[START DATA LISTING]

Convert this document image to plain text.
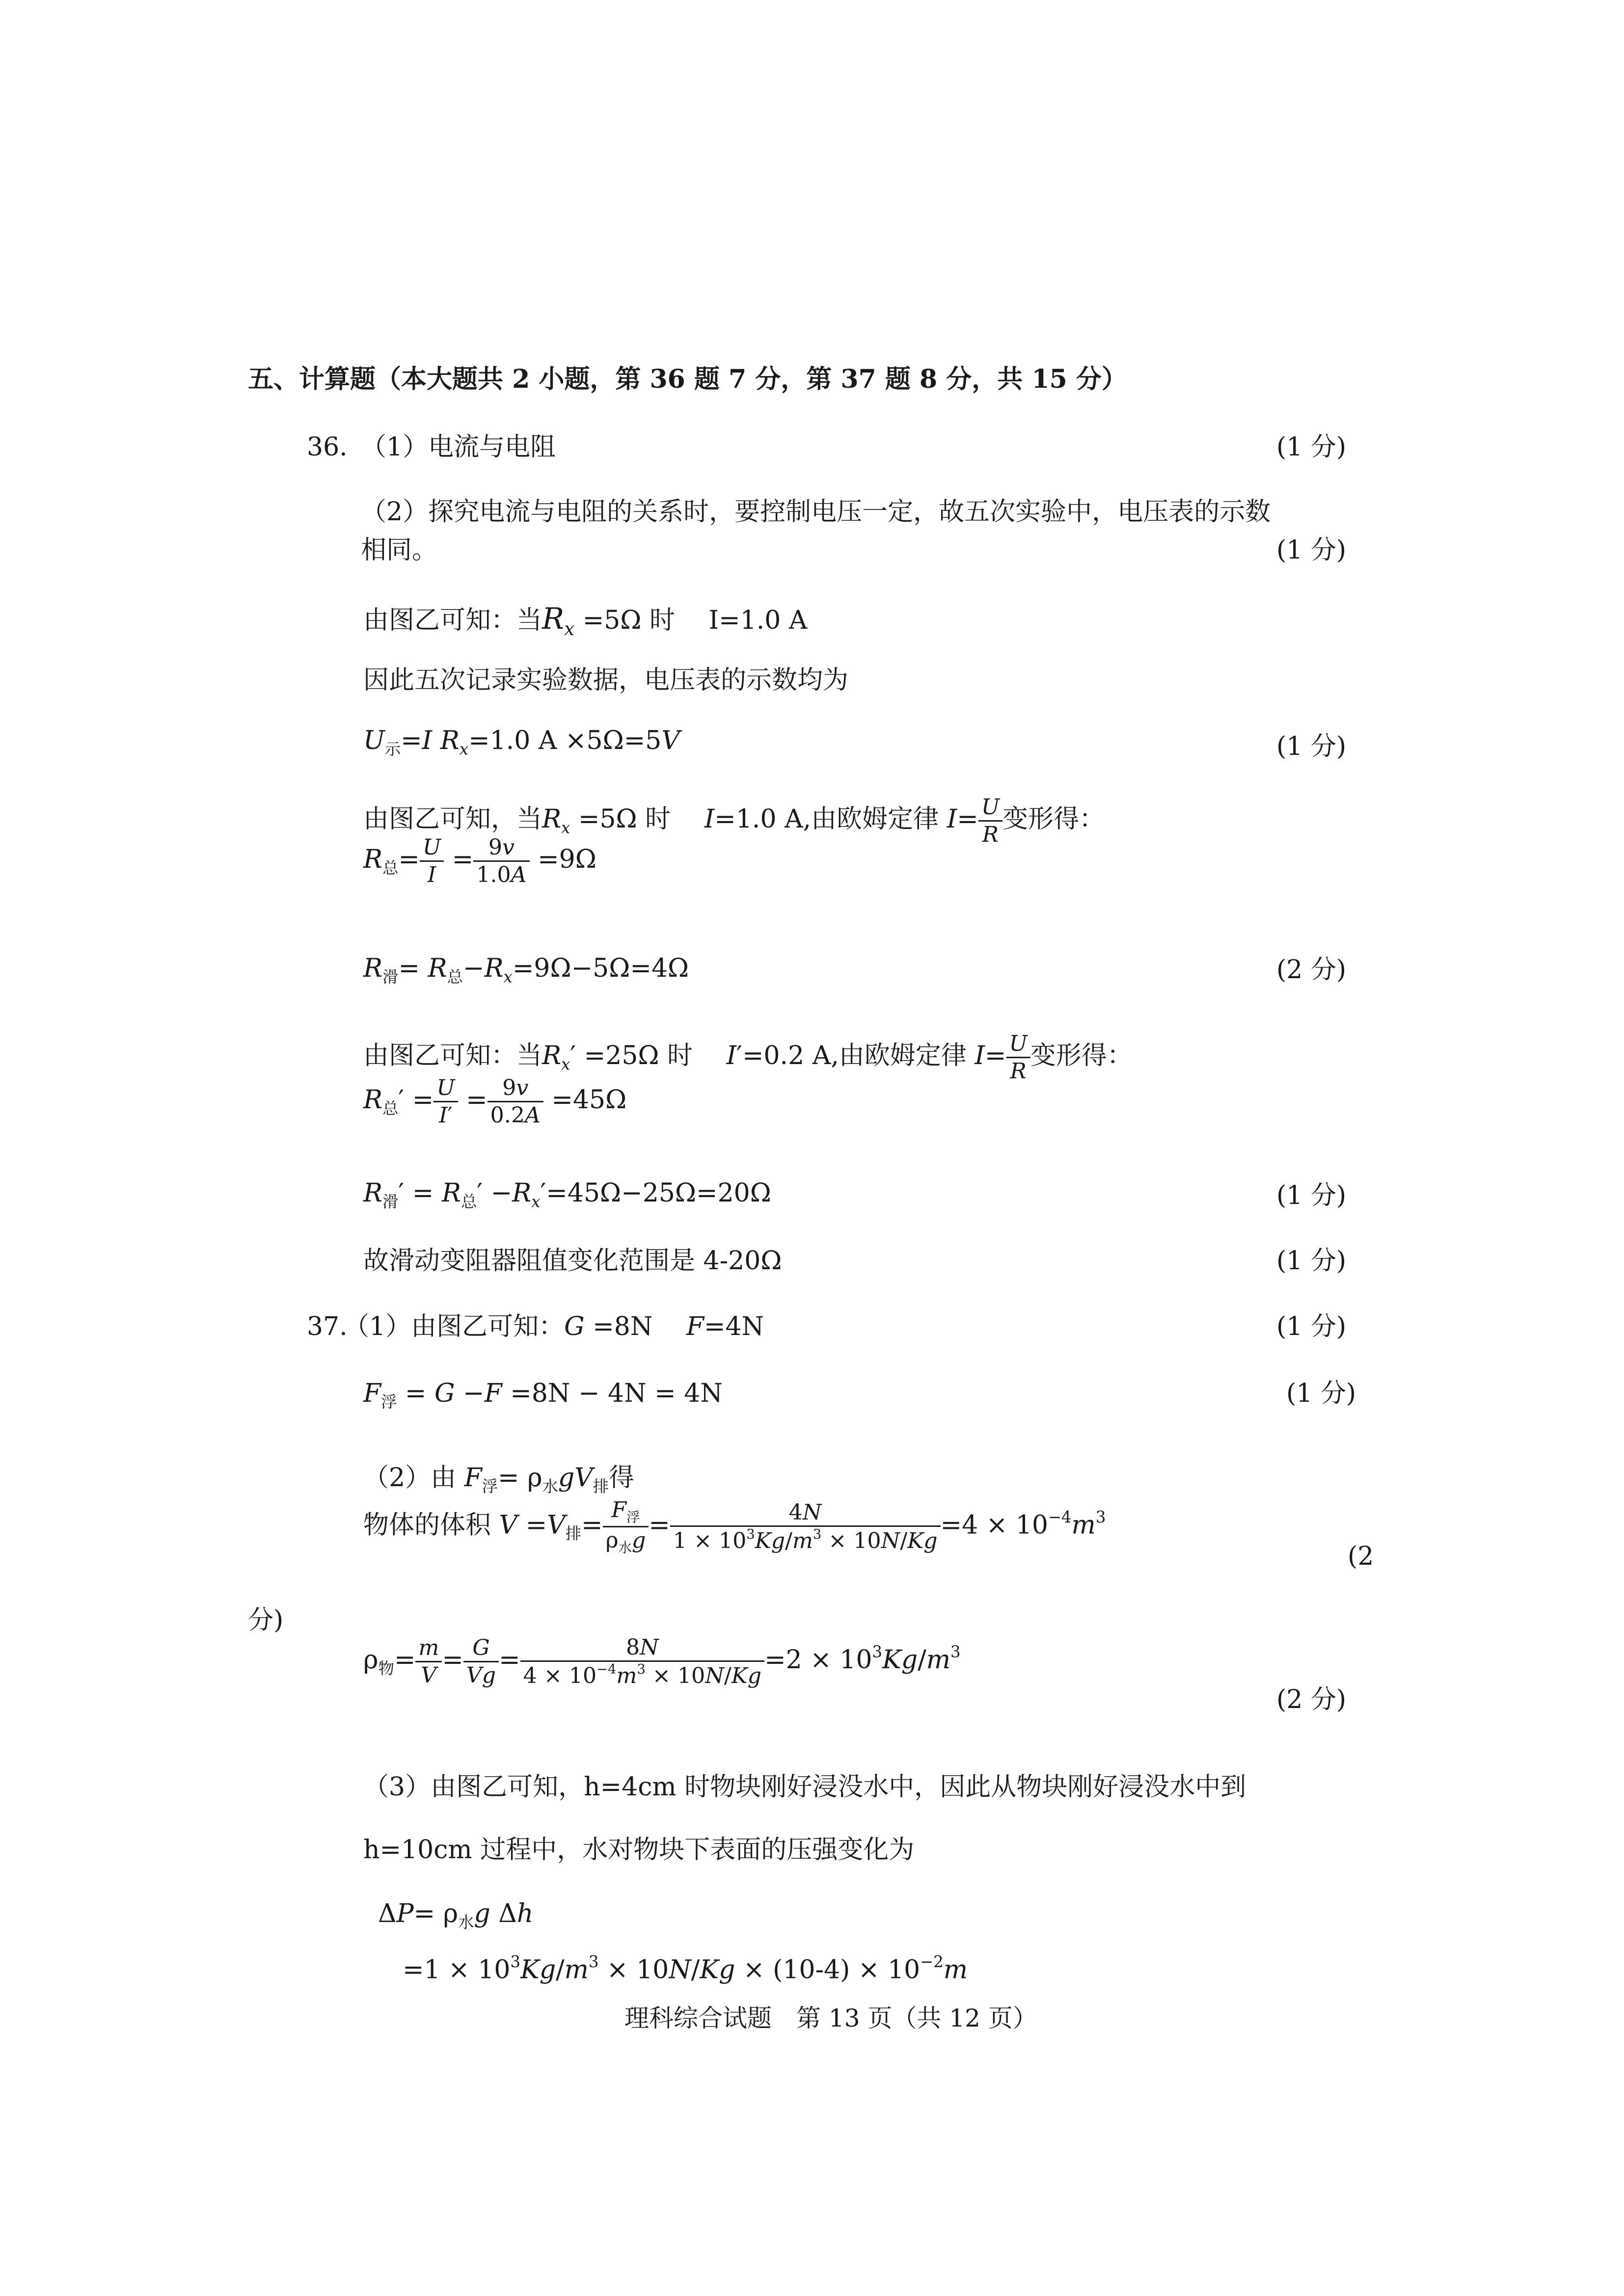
五、计算题（本大题共 2 小题，第 36 题 7 分，第 37 题 8 分，共 15 分）
36. （1）电流与电阻	(1 分)
（2）探究电流与电阻的关系时，要控制电压一定，故五次实验中，电压表的示数
相同。	(1 分)
由图乙可知：当$R_x =5\Omega$ 时　 I=1.0 A
因此五次记录实验数据，电压表的示数均为
$U_示=I$ $R_x=1.0$ A ×5Ω=5V	(1 分)
由图乙可知，当$R_x =5\Omega$ 时　 I=1.0 A,由欧姆定律 $I= \frac{U}{R}$ 变形得：
$R_总= \frac{U}{I} = \frac{9v}{1.0A} =9\Omega$
$R_滑= R_总-R_x=9\Omega-5\Omega=4\Omega$	(2 分)
由图乙可知：当$R_x' =25\Omega$ 时　 I′=0.2 A,由欧姆定律 $I= \frac{U}{R}$ 变形得：
$R_总' = \frac{U}{I'} = \frac{9v}{0.2A} =45\Omega$
$R_滑' = R_总' -R_x'=45\Omega-25\Omega=20\Omega$	(1 分)
故滑动变阻器阻值变化范围是 4-20Ω	(1 分)
37.
（1）由图乙可知：G =8N　 F=4N	(1 分)
$F_浮 = G -F =8N - 4N = 4N$	(1 分)
（2）由 $F_浮= \rho_水gV_排$得
物体的体积 $V =V_排= \frac{F_浮}{\rho_水g} = \frac{4N}{1 \times 10^3Kg/m^3 \times 10N/Kg} =4 \times 10^{-4}m^3$
(2
分)
$\rho_物= \frac{m}{V} = \frac{G}{Vg} = \frac{8N}{4 \times 10^{-4}m^3 \times 10N/Kg} =2 \times 10^3Kg/m^3$
(2 分)
（3）由图乙可知，h=4cm 时物块刚好浸没水中，因此从物块刚好浸没水中到
h=10cm 过程中，水对物块下表面的压强变化为
$\Delta P= \rho_水g$ Δh
$=1 \times 10^3Kg/m^3 \times 10N/Kg \times (10-4) \times 10^{-2}m$
理科综合试题　第 13 页（共 12 页）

[END DATA LISTING]

PROBLEM TO WORK ON
Transcribe the records word for word and include no pictures.

ANSWER TO THIS TASK
Convert this document image to plain text.
五、计算题（本大题共 2 小题，第 36 题 7 分，第 37 题 8 分，共 15 分）
36. （1）电流与电阻	(1 分)
（2）探究电流与电阻的关系时，要控制电压一定，故五次实验中，电压表的示数
相同。	(1 分)
由图乙可知：当$R_x =5\Omega$ 时　 I=1.0 A
因此五次记录实验数据，电压表的示数均为
$U_示=I$ $R_x=1.0$ A ×5Ω=5V	(1 分)
由图乙可知，当$R_x =5\Omega$ 时　 I=1.0 A,由欧姆定律 $I= \frac{U}{R}$ 变形得：
$R_总= \frac{U}{I} = \frac{9v}{1.0A} =9\Omega$
$R_滑= R_总-R_x=9\Omega-5\Omega=4\Omega$	(2 分)
由图乙可知：当$R_x' =25\Omega$ 时　 I′=0.2 A,由欧姆定律 $I= \frac{U}{R}$ 变形得：
$R_总' = \frac{U}{I'} = \frac{9v}{0.2A} =45\Omega$
$R_滑' = R_总' -R_x'=45\Omega-25\Omega=20\Omega$	(1 分)
故滑动变阻器阻值变化范围是 4-20Ω	(1 分)
37.
（1）由图乙可知：G =8N　 F=4N	(1 分)
$F_浮 = G -F =8N - 4N = 4N$	(1 分)
（2）由 $F_浮= \rho_水gV_排$得
物体的体积 $V =V_排= \frac{F_浮}{\rho_水g} = \frac{4N}{1 \times 10^3Kg/m^3 \times 10N/Kg} =4 \times 10^{-4}m^3$
(2
分)
$\rho_物= \frac{m}{V} = \frac{G}{Vg} = \frac{8N}{4 \times 10^{-4}m^3 \times 10N/Kg} =2 \times 10^3Kg/m^3$
(2 分)
（3）由图乙可知，h=4cm 时物块刚好浸没水中，因此从物块刚好浸没水中到
h=10cm 过程中，水对物块下表面的压强变化为
$\Delta P= \rho_水g$ Δh
$=1 \times 10^3Kg/m^3 \times 10N/Kg \times (10-4) \times 10^{-2}m$
理科综合试题　第 13 页（共 12 页）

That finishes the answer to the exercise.